## About this exercise
Repeat the entries that follow, exactly as they are written.

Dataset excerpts
━━━━━━━━━━━━━━━━━━━━

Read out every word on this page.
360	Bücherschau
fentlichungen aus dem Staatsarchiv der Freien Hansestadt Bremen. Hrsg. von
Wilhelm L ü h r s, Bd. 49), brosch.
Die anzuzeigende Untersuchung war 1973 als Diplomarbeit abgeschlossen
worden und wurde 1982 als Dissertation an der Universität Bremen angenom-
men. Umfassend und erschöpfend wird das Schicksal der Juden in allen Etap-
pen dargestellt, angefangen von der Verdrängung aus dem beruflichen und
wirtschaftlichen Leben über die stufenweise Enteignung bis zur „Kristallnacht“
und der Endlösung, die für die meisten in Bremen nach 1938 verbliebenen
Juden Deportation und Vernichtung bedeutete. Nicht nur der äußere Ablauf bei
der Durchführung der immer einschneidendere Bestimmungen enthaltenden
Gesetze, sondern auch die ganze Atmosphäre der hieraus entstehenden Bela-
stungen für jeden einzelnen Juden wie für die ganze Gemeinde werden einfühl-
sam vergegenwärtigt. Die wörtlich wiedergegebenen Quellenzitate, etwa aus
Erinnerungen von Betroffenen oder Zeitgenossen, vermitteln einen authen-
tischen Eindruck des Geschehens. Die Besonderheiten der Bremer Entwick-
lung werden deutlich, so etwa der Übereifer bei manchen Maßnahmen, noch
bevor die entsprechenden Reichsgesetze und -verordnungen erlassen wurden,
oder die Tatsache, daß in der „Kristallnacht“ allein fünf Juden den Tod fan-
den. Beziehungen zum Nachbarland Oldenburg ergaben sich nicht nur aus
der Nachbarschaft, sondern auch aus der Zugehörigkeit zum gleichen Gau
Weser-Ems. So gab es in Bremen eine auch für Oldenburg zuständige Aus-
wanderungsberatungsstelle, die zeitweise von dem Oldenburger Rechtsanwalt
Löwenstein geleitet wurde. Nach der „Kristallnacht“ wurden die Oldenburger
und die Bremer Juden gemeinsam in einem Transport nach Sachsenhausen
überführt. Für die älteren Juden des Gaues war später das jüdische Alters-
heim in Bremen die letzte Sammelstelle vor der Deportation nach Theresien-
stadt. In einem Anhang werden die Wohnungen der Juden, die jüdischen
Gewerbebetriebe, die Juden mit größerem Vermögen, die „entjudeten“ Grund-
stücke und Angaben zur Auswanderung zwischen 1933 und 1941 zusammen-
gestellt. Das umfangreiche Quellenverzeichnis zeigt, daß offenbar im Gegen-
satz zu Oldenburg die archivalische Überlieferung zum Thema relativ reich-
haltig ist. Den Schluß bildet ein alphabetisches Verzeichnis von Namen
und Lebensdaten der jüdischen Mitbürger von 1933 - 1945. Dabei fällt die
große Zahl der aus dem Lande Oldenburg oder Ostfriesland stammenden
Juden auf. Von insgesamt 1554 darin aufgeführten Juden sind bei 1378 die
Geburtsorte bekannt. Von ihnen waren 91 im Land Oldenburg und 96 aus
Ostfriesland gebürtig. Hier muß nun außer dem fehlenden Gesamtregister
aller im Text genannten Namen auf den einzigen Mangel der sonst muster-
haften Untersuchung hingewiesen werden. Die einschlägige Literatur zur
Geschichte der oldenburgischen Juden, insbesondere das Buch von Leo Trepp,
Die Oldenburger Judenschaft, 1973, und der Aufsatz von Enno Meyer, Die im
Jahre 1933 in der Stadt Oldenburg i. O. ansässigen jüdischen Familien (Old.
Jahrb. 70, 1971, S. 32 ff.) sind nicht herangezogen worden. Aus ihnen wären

━━━━━━━━━━━━━━━━━━━━

## Written solution
Read out every word on this page.
360	Bücherschau
fentlichungen aus dem Staatsarchiv der Freien Hansestadt Bremen. Hrsg. von
Wilhelm L ü h r s, Bd. 49), brosch.
Die anzuzeigende Untersuchung war 1973 als Diplomarbeit abgeschlossen
worden und wurde 1982 als Dissertation an der Universität Bremen angenom-
men. Umfassend und erschöpfend wird das Schicksal der Juden in allen Etap-
pen dargestellt, angefangen von der Verdrängung aus dem beruflichen und
wirtschaftlichen Leben über die stufenweise Enteignung bis zur „Kristallnacht“
und der Endlösung, die für die meisten in Bremen nach 1938 verbliebenen
Juden Deportation und Vernichtung bedeutete. Nicht nur der äußere Ablauf bei
der Durchführung der immer einschneidendere Bestimmungen enthaltenden
Gesetze, sondern auch die ganze Atmosphäre der hieraus entstehenden Bela-
stungen für jeden einzelnen Juden wie für die ganze Gemeinde werden einfühl-
sam vergegenwärtigt. Die wörtlich wiedergegebenen Quellenzitate, etwa aus
Erinnerungen von Betroffenen oder Zeitgenossen, vermitteln einen authen-
tischen Eindruck des Geschehens. Die Besonderheiten der Bremer Entwick-
lung werden deutlich, so etwa der Übereifer bei manchen Maßnahmen, noch
bevor die entsprechenden Reichsgesetze und -verordnungen erlassen wurden,
oder die Tatsache, daß in der „Kristallnacht“ allein fünf Juden den Tod fan-
den. Beziehungen zum Nachbarland Oldenburg ergaben sich nicht nur aus
der Nachbarschaft, sondern auch aus der Zugehörigkeit zum gleichen Gau
Weser-Ems. So gab es in Bremen eine auch für Oldenburg zuständige Aus-
wanderungsberatungsstelle, die zeitweise von dem Oldenburger Rechtsanwalt
Löwenstein geleitet wurde. Nach der „Kristallnacht“ wurden die Oldenburger
und die Bremer Juden gemeinsam in einem Transport nach Sachsenhausen
überführt. Für die älteren Juden des Gaues war später das jüdische Alters-
heim in Bremen die letzte Sammelstelle vor der Deportation nach Theresien-
stadt. In einem Anhang werden die Wohnungen der Juden, die jüdischen
Gewerbebetriebe, die Juden mit größerem Vermögen, die „entjudeten“ Grund-
stücke und Angaben zur Auswanderung zwischen 1933 und 1941 zusammen-
gestellt. Das umfangreiche Quellenverzeichnis zeigt, daß offenbar im Gegen-
satz zu Oldenburg die archivalische Überlieferung zum Thema relativ reich-
haltig ist. Den Schluß bildet ein alphabetisches Verzeichnis von Namen
und Lebensdaten der jüdischen Mitbürger von 1933 - 1945. Dabei fällt die
große Zahl der aus dem Lande Oldenburg oder Ostfriesland stammenden
Juden auf. Von insgesamt 1554 darin aufgeführten Juden sind bei 1378 die
Geburtsorte bekannt. Von ihnen waren 91 im Land Oldenburg und 96 aus
Ostfriesland gebürtig. Hier muß nun außer dem fehlenden Gesamtregister
aller im Text genannten Namen auf den einzigen Mangel der sonst muster-
haften Untersuchung hingewiesen werden. Die einschlägige Literatur zur
Geschichte der oldenburgischen Juden, insbesondere das Buch von Leo Trepp,
Die Oldenburger Judenschaft, 1973, und der Aufsatz von Enno Meyer, Die im
Jahre 1933 in der Stadt Oldenburg i. O. ansässigen jüdischen Familien (Old.
Jahrb. 70, 1971, S. 32 ff.) sind nicht herangezogen worden. Aus ihnen wären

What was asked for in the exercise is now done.